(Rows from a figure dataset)
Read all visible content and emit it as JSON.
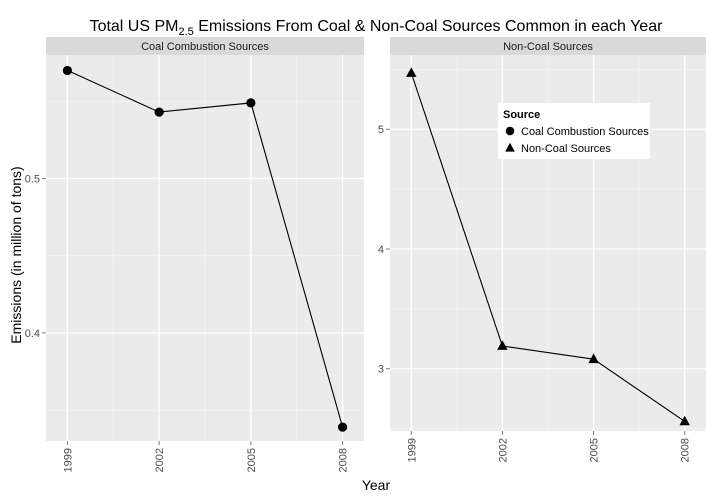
{
  "title": {
    "prefix": "Total US PM",
    "sub": "2.5",
    "suffix": " Emissions From Coal & Non-Coal Sources Common in each Year"
  },
  "xlabel": "Year",
  "ylabel": "Emissions (in million of tons)",
  "colors": {
    "panel_bg": "#ebebeb",
    "strip_bg": "#d9d9d9",
    "grid_major": "#ffffff",
    "grid_minor": "#f5f5f5",
    "line": "#000000",
    "points": "#000000"
  },
  "legend": {
    "title": "Source",
    "placement": "inside top-right of right panel",
    "items": [
      {
        "label": "Coal Combustion Sources",
        "shape": "circle"
      },
      {
        "label": "Non-Coal Sources",
        "shape": "triangle"
      }
    ]
  },
  "chart_data": [
    {
      "type": "line",
      "facet": "Coal Combustion Sources",
      "shape": "circle",
      "x": [
        1999,
        2002,
        2005,
        2008
      ],
      "y": [
        0.57,
        0.543,
        0.549,
        0.339
      ],
      "xlim": [
        1998.3,
        2008.7
      ],
      "ylim": [
        0.33,
        0.58
      ],
      "yticks": [
        0.4,
        0.5
      ],
      "yticklabels": [
        "0.4",
        "0.5"
      ],
      "xticks": [
        1999,
        2002,
        2005,
        2008
      ],
      "xticklabels": [
        "1999",
        "2002",
        "2005",
        "2008"
      ]
    },
    {
      "type": "line",
      "facet": "Non-Coal Sources",
      "shape": "triangle",
      "x": [
        1999,
        2002,
        2005,
        2008
      ],
      "y": [
        5.47,
        3.19,
        3.08,
        2.56
      ],
      "xlim": [
        1998.3,
        2008.7
      ],
      "ylim": [
        2.48,
        5.62
      ],
      "yticks": [
        3,
        4,
        5
      ],
      "yticklabels": [
        "3",
        "4",
        "5"
      ],
      "xticks": [
        1999,
        2002,
        2005,
        2008
      ],
      "xticklabels": [
        "1999",
        "2002",
        "2005",
        "2008"
      ]
    }
  ]
}
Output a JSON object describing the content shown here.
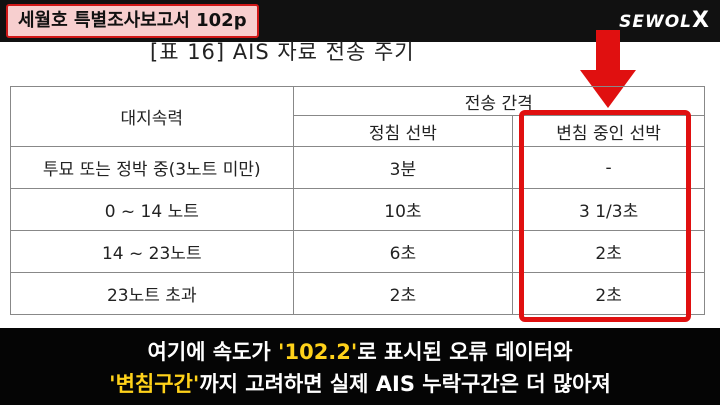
{
  "header": {
    "report_label": "세월호 특별조사보고서 102p",
    "brand_main": "SEWOL",
    "brand_x": "X"
  },
  "table": {
    "title": "[표 16] AIS 자료 전송 주기",
    "col_speed": "대지속력",
    "col_interval": "전송 간격",
    "col_stable": "정침 선박",
    "col_turning": "변침 중인 선박",
    "rows": [
      {
        "speed": "투묘 또는 정박 중(3노트 미만)",
        "stable": "3분",
        "turning": "-"
      },
      {
        "speed": "0 ~ 14 노트",
        "stable": "10초",
        "turning": "3 1/3초"
      },
      {
        "speed": "14 ~ 23노트",
        "stable": "6초",
        "turning": "2초"
      },
      {
        "speed": "23노트 초과",
        "stable": "2초",
        "turning": "2초"
      }
    ]
  },
  "colors": {
    "highlight": "#e01010",
    "subtitle_accent": "#ffd21a"
  },
  "subtitle": {
    "line1_a": "여기에 속도가 ",
    "line1_b": "'102.2'",
    "line1_c": "로 표시된 오류 데이터와",
    "line2_a": "'변침구간'",
    "line2_b": "까지 고려하면 실제 AIS 누락구간은 더 많아져"
  }
}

■ Short task: Tell how many lines of the records above hold the string "Year". Give no other text.

■ Problem solution: 2